#### [Work to do]
Return, word for word, only the lines from the one containing "Read all visible content and emit it as JSON." through the last line of the entries.

#### [Given records]
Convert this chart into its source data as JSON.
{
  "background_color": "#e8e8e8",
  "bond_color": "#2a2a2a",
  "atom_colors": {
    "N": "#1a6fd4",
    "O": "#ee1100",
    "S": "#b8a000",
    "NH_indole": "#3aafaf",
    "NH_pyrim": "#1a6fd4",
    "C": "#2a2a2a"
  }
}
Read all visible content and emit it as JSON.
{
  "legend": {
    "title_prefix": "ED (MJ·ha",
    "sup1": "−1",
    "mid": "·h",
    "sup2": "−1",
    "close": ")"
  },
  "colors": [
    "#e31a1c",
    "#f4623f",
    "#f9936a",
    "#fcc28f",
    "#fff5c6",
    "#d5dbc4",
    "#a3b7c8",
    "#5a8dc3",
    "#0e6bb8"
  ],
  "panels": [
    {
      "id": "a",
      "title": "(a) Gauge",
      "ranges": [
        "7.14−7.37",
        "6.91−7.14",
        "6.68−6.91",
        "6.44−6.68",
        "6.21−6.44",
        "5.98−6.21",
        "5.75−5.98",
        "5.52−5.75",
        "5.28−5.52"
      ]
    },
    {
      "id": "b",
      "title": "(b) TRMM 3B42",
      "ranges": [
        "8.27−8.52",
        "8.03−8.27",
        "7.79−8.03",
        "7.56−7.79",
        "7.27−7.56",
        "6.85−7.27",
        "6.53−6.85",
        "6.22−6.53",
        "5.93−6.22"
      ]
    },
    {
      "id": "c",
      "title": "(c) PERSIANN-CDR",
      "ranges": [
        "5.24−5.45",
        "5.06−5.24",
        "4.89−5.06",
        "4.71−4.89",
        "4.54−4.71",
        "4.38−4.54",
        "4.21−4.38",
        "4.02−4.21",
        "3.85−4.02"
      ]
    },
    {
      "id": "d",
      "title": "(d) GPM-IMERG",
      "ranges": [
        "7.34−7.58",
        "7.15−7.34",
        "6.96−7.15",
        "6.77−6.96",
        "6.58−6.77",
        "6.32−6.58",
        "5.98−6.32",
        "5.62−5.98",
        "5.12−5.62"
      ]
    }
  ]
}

#### [Written response]
Read all visible content and emit it as JSON.
{
  "legend": {
    "title_prefix": "ED (MJ·ha",
    "sup1": "−1",
    "mid": "·h",
    "sup2": "−1",
    "close": ")"
  },
  "colors": [
    "#e31a1c",
    "#f4623f",
    "#f9936a",
    "#fcc28f",
    "#fff5c6",
    "#d5dbc4",
    "#a3b7c8",
    "#5a8dc3",
    "#0e6bb8"
  ],
  "panels": [
    {
      "id": "a",
      "title": "(a) Gauge",
      "ranges": [
        "7.14−7.37",
        "6.91−7.14",
        "6.68−6.91",
        "6.44−6.68",
        "6.21−6.44",
        "5.98−6.21",
        "5.75−5.98",
        "5.52−5.75",
        "5.28−5.52"
      ]
    },
    {
      "id": "b",
      "title": "(b) TRMM 3B42",
      "ranges": [
        "8.27−8.52",
        "8.03−8.27",
        "7.79−8.03",
        "7.56−7.79",
        "7.27−7.56",
        "6.85−7.27",
        "6.53−6.85",
        "6.22−6.53",
        "5.93−6.22"
      ]
    },
    {
      "id": "c",
      "title": "(c) PERSIANN-CDR",
      "ranges": [
        "5.24−5.45",
        "5.06−5.24",
        "4.89−5.06",
        "4.71−4.89",
        "4.54−4.71",
        "4.38−4.54",
        "4.21−4.38",
        "4.02−4.21",
        "3.85−4.02"
      ]
    },
    {
      "id": "d",
      "title": "(d) GPM-IMERG",
      "ranges": [
        "7.34−7.58",
        "7.15−7.34",
        "6.96−7.15",
        "6.77−6.96",
        "6.58−6.77",
        "6.32−6.58",
        "5.98−6.32",
        "5.62−5.98",
        "5.12−5.62"
      ]
    }
  ]
}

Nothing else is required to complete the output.